Work to do — Copy every entry below line for line, keeping each character unchanged.

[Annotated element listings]
* Start *
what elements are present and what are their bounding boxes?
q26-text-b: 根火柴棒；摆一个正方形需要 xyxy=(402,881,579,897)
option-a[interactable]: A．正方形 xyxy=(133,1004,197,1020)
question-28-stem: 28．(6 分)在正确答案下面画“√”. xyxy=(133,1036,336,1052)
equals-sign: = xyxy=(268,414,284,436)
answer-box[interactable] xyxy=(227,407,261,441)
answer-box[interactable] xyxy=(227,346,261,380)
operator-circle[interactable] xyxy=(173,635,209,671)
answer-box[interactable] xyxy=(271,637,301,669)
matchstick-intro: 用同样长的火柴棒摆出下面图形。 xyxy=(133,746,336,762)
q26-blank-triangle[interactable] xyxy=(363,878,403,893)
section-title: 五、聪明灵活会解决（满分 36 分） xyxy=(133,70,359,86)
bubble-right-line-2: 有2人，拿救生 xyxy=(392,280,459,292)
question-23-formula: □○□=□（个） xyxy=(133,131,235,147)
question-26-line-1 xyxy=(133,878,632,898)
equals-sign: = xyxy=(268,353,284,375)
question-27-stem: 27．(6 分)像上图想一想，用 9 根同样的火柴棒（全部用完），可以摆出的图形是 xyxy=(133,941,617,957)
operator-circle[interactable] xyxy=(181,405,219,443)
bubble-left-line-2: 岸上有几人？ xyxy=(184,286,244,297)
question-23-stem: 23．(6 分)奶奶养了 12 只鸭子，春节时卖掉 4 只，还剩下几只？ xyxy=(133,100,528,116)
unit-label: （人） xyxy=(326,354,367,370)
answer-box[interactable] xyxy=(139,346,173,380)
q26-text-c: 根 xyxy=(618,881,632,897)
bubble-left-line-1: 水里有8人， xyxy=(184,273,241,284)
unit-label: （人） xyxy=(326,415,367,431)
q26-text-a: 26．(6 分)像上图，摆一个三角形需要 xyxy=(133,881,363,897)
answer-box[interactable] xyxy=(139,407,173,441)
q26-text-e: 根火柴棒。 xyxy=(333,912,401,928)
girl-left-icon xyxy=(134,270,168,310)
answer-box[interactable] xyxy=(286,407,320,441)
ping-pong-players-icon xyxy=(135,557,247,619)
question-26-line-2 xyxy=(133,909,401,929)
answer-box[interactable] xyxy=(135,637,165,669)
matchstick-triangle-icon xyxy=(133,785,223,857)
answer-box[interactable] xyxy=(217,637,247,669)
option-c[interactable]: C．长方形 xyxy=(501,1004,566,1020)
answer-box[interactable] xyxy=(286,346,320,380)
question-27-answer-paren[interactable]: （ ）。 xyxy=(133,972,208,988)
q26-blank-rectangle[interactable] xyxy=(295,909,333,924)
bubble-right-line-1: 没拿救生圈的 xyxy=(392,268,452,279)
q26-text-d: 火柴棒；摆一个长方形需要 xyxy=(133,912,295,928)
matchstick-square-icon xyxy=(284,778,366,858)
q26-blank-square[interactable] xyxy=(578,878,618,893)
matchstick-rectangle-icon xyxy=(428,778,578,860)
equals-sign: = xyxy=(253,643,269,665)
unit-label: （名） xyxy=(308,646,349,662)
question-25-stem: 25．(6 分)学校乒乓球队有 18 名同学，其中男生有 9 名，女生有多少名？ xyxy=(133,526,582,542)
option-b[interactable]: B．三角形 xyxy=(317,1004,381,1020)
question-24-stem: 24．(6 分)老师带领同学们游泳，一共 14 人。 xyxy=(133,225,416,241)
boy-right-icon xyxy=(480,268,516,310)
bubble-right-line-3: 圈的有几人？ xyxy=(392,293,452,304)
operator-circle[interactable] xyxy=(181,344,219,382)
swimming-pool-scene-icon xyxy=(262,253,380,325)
* End *
Worked answer —
what elements are present and what are their bounding boxes?
q26-text-b: 根火柴棒；摆一个正方形需要 xyxy=(402,881,579,897)
option-a[interactable]: A．正方形 xyxy=(133,1004,197,1020)
question-28-stem: 28．(6 分)在正确答案下面画“√”. xyxy=(133,1036,336,1052)
equals-sign: = xyxy=(268,414,284,436)
answer-box[interactable] xyxy=(227,407,261,441)
answer-box[interactable] xyxy=(227,346,261,380)
operator-circle[interactable] xyxy=(173,635,209,671)
answer-box[interactable] xyxy=(271,637,301,669)
matchstick-intro: 用同样长的火柴棒摆出下面图形。 xyxy=(133,746,336,762)
q26-blank-triangle[interactable] xyxy=(363,878,403,893)
section-title: 五、聪明灵活会解决（满分 36 分） xyxy=(133,70,359,86)
bubble-right-line-2: 有2人，拿救生 xyxy=(392,280,459,292)
question-23-formula: □○□=□（个） xyxy=(133,131,235,147)
question-26-line-1 xyxy=(133,878,632,898)
equals-sign: = xyxy=(268,353,284,375)
question-27-stem: 27．(6 分)像上图想一想，用 9 根同样的火柴棒（全部用完），可以摆出的图形是 xyxy=(133,941,617,957)
operator-circle[interactable] xyxy=(181,405,219,443)
bubble-left-line-2: 岸上有几人？ xyxy=(184,286,244,297)
question-23-stem: 23．(6 分)奶奶养了 12 只鸭子，春节时卖掉 4 只，还剩下几只？ xyxy=(133,100,528,116)
unit-label: （人） xyxy=(326,354,367,370)
answer-box[interactable] xyxy=(139,346,173,380)
q26-text-c: 根 xyxy=(618,881,632,897)
bubble-left-line-1: 水里有8人， xyxy=(184,273,241,284)
unit-label: （人） xyxy=(326,415,367,431)
q26-text-a: 26．(6 分)像上图，摆一个三角形需要 xyxy=(133,881,363,897)
answer-box[interactable] xyxy=(139,407,173,441)
q26-text-e: 根火柴棒。 xyxy=(333,912,401,928)
girl-left-icon xyxy=(134,270,168,310)
answer-box[interactable] xyxy=(286,407,320,441)
ping-pong-players-icon xyxy=(135,557,247,619)
question-26-line-2 xyxy=(133,909,401,929)
answer-box[interactable] xyxy=(135,637,165,669)
matchstick-triangle-icon xyxy=(133,785,223,857)
answer-box[interactable] xyxy=(217,637,247,669)
option-c[interactable]: C．长方形 xyxy=(501,1004,566,1020)
answer-box[interactable] xyxy=(286,346,320,380)
question-27-answer-paren[interactable]: （ ）。 xyxy=(133,972,208,988)
q26-blank-rectangle[interactable] xyxy=(295,909,333,924)
bubble-right-line-1: 没拿救生圈的 xyxy=(392,268,452,279)
q26-text-d: 火柴棒；摆一个长方形需要 xyxy=(133,912,295,928)
matchstick-square-icon xyxy=(284,778,366,858)
q26-blank-square[interactable] xyxy=(578,878,618,893)
matchstick-rectangle-icon xyxy=(428,778,578,860)
equals-sign: = xyxy=(253,643,269,665)
unit-label: （名） xyxy=(308,646,349,662)
question-25-stem: 25．(6 分)学校乒乓球队有 18 名同学，其中男生有 9 名，女生有多少名？ xyxy=(133,526,582,542)
option-b[interactable]: B．三角形 xyxy=(317,1004,381,1020)
question-24-stem: 24．(6 分)老师带领同学们游泳，一共 14 人。 xyxy=(133,225,416,241)
boy-right-icon xyxy=(480,268,516,310)
bubble-right-line-3: 圈的有几人？ xyxy=(392,293,452,304)
operator-circle[interactable] xyxy=(181,344,219,382)
swimming-pool-scene-icon xyxy=(262,253,380,325)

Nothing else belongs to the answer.